_Tarea planteada_.
Transcriba de nuevo, sin alterar nada, las entradas que van desde la línea que contiene "upper-door-dimension-label: 1229 мм: [177, 177, 194, 237]" hasta la línea que contiene "parts-table-header: № Наименование", ambas incluidas.

_Anotaciones de cuadros de elementos_.
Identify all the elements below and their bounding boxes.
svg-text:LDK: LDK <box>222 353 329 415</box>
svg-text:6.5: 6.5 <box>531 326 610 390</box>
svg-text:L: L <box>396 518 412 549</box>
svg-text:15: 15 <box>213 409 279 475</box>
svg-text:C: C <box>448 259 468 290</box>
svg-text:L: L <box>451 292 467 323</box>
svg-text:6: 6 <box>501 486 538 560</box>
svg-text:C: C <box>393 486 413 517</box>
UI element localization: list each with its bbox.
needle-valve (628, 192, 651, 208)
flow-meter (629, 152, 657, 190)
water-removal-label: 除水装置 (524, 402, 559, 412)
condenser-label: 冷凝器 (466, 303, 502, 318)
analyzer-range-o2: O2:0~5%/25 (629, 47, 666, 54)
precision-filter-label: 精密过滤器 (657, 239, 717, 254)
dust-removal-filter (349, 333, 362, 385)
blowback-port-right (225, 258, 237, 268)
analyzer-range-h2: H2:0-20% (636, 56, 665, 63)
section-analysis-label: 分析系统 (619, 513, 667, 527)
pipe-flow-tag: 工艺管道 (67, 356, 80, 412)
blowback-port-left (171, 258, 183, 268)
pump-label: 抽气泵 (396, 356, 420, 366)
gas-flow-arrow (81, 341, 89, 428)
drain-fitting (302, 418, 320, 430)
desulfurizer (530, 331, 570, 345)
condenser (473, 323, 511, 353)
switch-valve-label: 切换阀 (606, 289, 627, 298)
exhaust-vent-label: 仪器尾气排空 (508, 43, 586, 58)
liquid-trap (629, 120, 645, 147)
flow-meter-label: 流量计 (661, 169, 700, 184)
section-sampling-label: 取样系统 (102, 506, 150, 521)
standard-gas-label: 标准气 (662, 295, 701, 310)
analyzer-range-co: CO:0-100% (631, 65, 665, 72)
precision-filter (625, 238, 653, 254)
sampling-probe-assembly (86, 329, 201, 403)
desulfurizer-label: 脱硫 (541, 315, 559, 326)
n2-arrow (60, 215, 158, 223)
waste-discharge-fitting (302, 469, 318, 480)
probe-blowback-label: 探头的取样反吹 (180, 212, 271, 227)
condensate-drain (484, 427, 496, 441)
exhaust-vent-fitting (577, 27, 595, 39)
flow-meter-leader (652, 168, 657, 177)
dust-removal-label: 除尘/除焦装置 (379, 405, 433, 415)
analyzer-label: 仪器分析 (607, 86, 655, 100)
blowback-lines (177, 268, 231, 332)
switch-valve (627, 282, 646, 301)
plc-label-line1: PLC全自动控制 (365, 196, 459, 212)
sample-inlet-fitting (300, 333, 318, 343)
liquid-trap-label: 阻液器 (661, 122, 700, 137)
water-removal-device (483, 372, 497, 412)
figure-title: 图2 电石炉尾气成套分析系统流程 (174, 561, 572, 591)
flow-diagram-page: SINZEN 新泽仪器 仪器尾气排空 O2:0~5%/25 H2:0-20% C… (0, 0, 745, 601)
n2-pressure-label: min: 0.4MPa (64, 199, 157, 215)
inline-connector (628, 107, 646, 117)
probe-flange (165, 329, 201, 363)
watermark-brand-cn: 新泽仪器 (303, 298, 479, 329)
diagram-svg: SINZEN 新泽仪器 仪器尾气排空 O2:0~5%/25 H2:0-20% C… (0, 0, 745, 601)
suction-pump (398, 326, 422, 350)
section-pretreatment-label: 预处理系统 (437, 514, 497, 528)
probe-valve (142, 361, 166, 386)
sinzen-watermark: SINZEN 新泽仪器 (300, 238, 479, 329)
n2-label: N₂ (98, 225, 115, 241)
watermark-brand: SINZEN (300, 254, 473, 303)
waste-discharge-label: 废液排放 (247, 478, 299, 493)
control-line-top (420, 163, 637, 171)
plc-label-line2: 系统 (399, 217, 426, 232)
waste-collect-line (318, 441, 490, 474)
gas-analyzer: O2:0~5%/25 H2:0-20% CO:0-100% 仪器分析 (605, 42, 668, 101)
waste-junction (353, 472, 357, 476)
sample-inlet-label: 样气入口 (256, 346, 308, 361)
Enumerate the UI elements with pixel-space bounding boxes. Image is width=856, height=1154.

---

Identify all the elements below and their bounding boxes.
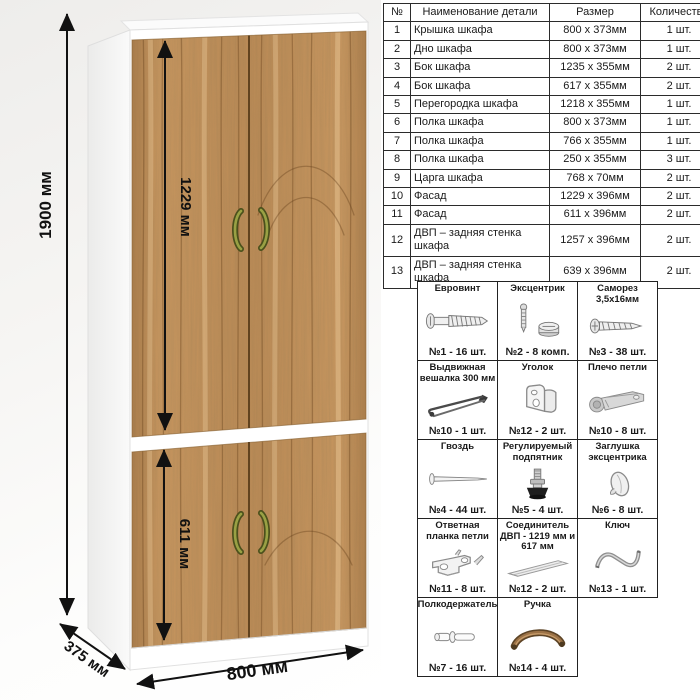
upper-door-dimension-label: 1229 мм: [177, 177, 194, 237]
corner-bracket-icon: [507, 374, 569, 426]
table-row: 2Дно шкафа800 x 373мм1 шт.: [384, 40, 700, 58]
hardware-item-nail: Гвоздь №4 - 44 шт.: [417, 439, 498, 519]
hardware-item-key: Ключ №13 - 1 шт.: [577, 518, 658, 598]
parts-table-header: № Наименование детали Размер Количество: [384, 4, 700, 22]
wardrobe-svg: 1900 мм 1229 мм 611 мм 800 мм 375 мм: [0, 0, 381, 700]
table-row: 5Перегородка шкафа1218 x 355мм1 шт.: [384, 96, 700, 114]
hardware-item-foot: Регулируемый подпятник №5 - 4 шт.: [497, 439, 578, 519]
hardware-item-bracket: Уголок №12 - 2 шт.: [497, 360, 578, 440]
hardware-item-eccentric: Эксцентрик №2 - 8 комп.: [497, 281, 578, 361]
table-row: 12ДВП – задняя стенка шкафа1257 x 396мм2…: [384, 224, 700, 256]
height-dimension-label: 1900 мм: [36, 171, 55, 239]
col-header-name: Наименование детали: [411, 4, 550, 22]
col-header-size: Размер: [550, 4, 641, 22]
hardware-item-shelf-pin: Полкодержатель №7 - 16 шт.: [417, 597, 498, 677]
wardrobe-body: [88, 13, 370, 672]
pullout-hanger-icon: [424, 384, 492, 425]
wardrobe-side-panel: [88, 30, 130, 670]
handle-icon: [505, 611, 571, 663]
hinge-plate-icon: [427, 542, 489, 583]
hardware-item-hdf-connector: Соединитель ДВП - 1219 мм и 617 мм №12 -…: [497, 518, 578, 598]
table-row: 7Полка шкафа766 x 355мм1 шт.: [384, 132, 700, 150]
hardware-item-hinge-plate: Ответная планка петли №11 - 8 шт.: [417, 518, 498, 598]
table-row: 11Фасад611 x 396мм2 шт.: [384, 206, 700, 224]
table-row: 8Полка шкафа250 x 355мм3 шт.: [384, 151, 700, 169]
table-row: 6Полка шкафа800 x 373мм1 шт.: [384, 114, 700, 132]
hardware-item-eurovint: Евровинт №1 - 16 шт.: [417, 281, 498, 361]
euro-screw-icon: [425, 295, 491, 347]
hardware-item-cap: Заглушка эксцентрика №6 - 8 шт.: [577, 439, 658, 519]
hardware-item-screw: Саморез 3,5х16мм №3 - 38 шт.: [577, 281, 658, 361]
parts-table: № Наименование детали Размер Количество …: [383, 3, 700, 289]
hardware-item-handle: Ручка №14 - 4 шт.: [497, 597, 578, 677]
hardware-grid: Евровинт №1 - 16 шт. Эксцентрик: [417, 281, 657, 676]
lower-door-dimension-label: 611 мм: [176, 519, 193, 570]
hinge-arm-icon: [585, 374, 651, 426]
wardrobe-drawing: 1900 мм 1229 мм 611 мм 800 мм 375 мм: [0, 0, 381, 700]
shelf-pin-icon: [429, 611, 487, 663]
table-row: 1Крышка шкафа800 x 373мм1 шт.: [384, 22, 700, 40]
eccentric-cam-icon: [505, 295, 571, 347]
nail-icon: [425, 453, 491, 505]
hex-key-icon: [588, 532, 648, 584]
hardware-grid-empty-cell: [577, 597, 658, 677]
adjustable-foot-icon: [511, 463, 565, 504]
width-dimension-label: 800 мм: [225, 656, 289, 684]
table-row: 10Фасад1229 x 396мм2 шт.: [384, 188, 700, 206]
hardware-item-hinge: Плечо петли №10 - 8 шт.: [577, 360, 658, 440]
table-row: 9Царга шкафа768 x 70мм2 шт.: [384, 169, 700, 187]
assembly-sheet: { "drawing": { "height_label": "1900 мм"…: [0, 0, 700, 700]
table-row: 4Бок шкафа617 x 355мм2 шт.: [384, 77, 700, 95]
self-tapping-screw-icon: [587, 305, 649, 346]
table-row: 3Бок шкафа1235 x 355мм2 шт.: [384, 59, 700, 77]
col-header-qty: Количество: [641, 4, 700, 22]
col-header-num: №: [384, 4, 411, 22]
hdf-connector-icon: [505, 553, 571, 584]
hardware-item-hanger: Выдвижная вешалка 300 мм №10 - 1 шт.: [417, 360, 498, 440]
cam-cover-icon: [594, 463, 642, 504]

_Problema resuelto_.
upper-door-dimension-label: 1229 мм: [177, 177, 194, 237]
corner-bracket-icon: [507, 374, 569, 426]
table-row: 2Дно шкафа800 x 373мм1 шт.: [384, 40, 700, 58]
hardware-item-nail: Гвоздь №4 - 44 шт.: [417, 439, 498, 519]
hardware-item-key: Ключ №13 - 1 шт.: [577, 518, 658, 598]
parts-table-header: № Наименование детали Размер Количество: [384, 4, 700, 22]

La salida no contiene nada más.